→ SUPPLIED DATA

• • • • •

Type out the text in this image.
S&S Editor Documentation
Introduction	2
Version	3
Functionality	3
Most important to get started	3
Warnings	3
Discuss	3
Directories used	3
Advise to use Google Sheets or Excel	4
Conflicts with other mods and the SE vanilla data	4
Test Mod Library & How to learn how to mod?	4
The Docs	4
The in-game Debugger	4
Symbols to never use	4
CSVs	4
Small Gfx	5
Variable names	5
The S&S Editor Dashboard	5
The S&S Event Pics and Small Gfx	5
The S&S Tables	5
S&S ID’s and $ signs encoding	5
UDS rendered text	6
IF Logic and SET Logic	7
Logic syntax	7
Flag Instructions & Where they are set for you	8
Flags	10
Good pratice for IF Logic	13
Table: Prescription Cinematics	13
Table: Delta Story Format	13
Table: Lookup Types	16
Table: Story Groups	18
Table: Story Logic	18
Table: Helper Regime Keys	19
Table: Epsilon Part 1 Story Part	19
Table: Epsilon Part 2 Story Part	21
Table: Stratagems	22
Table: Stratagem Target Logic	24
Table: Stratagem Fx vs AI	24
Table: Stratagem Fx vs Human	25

• • • • •

→ WORK TO BE COMPLETED
Reproduce the entries above exactly.

→ RESPONSE
Type out the text in this image.
S&S Editor Documentation
Introduction	2
Version	3
Functionality	3
Most important to get started	3
Warnings	3
Discuss	3
Directories used	3
Advise to use Google Sheets or Excel	4
Conflicts with other mods and the SE vanilla data	4
Test Mod Library & How to learn how to mod?	4
The Docs	4
The in-game Debugger	4
Symbols to never use	4
CSVs	4
Small Gfx	5
Variable names	5
The S&S Editor Dashboard	5
The S&S Event Pics and Small Gfx	5
The S&S Tables	5
S&S ID’s and $ signs encoding	5
UDS rendered text	6
IF Logic and SET Logic	7
Logic syntax	7
Flag Instructions & Where they are set for you	8
Flags	10
Good pratice for IF Logic	13
Table: Prescription Cinematics	13
Table: Delta Story Format	13
Table: Lookup Types	16
Table: Story Groups	18
Table: Story Logic	18
Table: Helper Regime Keys	19
Table: Epsilon Part 1 Story Part	19
Table: Epsilon Part 2 Story Part	21
Table: Stratagems	22
Table: Stratagem Target Logic	24
Table: Stratagem Fx vs AI	24
Table: Stratagem Fx vs Human	25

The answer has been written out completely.